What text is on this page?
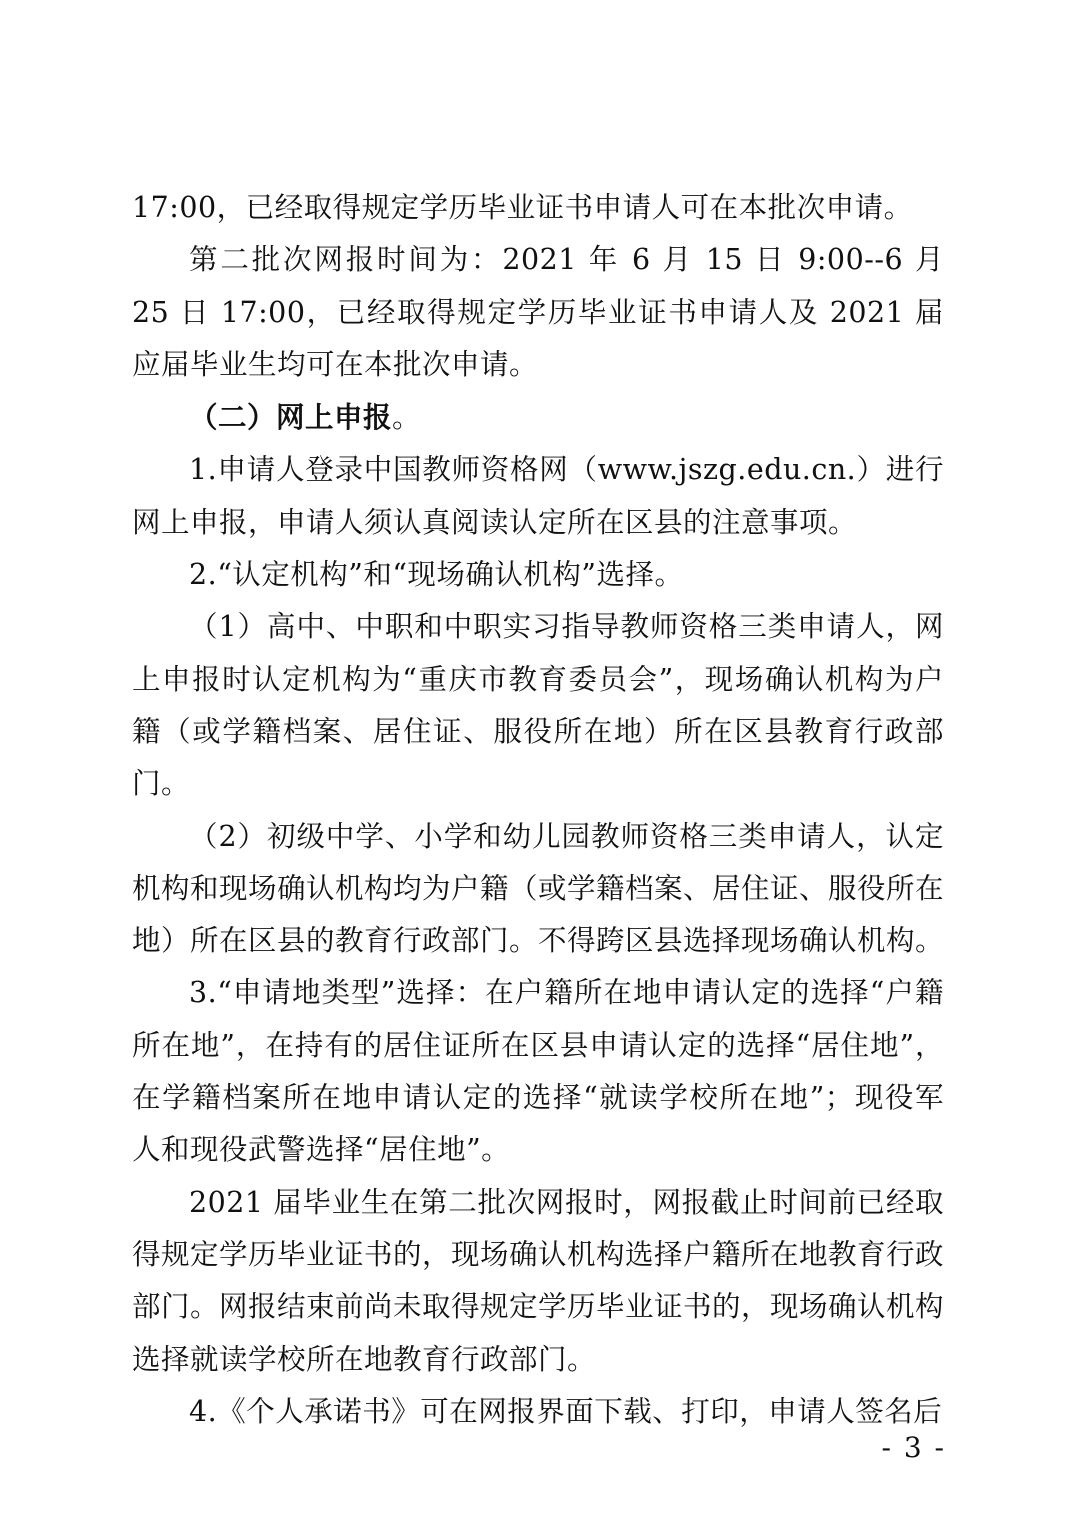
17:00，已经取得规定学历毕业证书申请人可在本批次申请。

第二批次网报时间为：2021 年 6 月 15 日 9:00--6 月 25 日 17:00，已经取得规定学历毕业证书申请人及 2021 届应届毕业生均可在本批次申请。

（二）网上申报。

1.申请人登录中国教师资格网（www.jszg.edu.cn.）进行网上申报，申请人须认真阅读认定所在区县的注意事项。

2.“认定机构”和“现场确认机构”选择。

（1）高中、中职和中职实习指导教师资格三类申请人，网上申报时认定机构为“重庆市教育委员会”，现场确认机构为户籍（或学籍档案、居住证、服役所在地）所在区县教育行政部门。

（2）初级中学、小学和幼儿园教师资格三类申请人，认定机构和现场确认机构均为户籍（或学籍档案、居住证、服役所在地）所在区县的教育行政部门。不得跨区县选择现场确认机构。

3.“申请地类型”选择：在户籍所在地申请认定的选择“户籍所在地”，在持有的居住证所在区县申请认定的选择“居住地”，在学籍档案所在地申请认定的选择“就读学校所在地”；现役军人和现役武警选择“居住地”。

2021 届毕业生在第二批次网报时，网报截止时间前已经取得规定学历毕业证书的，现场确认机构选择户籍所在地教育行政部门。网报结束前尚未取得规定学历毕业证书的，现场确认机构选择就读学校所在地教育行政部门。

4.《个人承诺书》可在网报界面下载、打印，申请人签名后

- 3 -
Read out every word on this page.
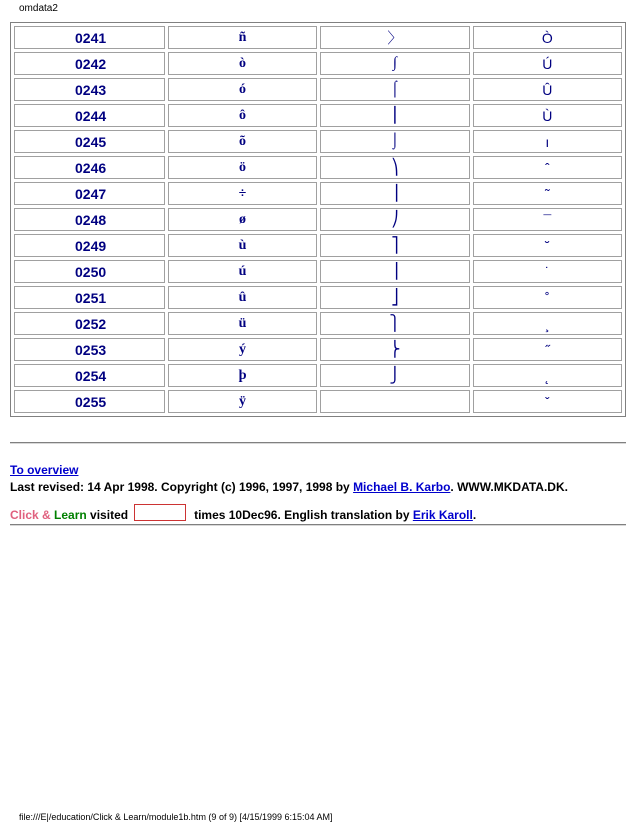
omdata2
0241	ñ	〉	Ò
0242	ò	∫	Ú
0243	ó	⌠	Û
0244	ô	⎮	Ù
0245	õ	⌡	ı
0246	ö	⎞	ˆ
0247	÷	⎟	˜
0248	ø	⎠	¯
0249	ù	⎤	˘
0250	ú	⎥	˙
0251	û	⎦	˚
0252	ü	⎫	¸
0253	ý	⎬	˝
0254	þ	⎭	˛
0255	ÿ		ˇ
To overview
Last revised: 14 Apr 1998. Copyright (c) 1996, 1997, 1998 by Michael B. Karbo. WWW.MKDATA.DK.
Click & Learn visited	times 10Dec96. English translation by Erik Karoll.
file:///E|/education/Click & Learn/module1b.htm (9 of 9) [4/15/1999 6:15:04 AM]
========================================================================
* Exercise description:
Copy out all of the data word for word. Do not carry over any picture.

* In response:
What text is on this page?
17:00，已经取得规定学历毕业证书申请人可在本批次申请。

第二批次网报时间为：2021 年 6 月 15 日 9:00--6 月 25 日 17:00，已经取得规定学历毕业证书申请人及 2021 届应届毕业生均可在本批次申请。

（二）网上申报。

1.申请人登录中国教师资格网（www.jszg.edu.cn.）进行网上申报，申请人须认真阅读认定所在区县的注意事项。

2.“认定机构”和“现场确认机构”选择。

（1）高中、中职和中职实习指导教师资格三类申请人，网上申报时认定机构为“重庆市教育委员会”，现场确认机构为户籍（或学籍档案、居住证、服役所在地）所在区县教育行政部门。

（2）初级中学、小学和幼儿园教师资格三类申请人，认定机构和现场确认机构均为户籍（或学籍档案、居住证、服役所在地）所在区县的教育行政部门。不得跨区县选择现场确认机构。

3.“申请地类型”选择：在户籍所在地申请认定的选择“户籍所在地”，在持有的居住证所在区县申请认定的选择“居住地”，在学籍档案所在地申请认定的选择“就读学校所在地”；现役军人和现役武警选择“居住地”。

2021 届毕业生在第二批次网报时，网报截止时间前已经取得规定学历毕业证书的，现场确认机构选择户籍所在地教育行政部门。网报结束前尚未取得规定学历毕业证书的，现场确认机构选择就读学校所在地教育行政部门。

4.《个人承诺书》可在网报界面下载、打印，申请人签名后

- 3 -
Read out every word on this page.
omdata2
0241	ñ	〉	Ò
0242	ò	∫	Ú
0243	ó	⌠	Û
0244	ô	⎮	Ù
0245	õ	⌡	ı
0246	ö	⎞	ˆ
0247	÷	⎟	˜
0248	ø	⎠	¯
0249	ù	⎤	˘
0250	ú	⎥	˙
0251	û	⎦	˚
0252	ü	⎫	¸
0253	ý	⎬	˝
0254	þ	⎭	˛
0255	ÿ		ˇ
To overview
Last revised: 14 Apr 1998. Copyright (c) 1996, 1997, 1998 by Michael B. Karbo. WWW.MKDATA.DK.
Click & Learn visited	times 10Dec96. English translation by Erik Karoll.
file:///E|/education/Click & Learn/module1b.htm (9 of 9) [4/15/1999 6:15:04 AM]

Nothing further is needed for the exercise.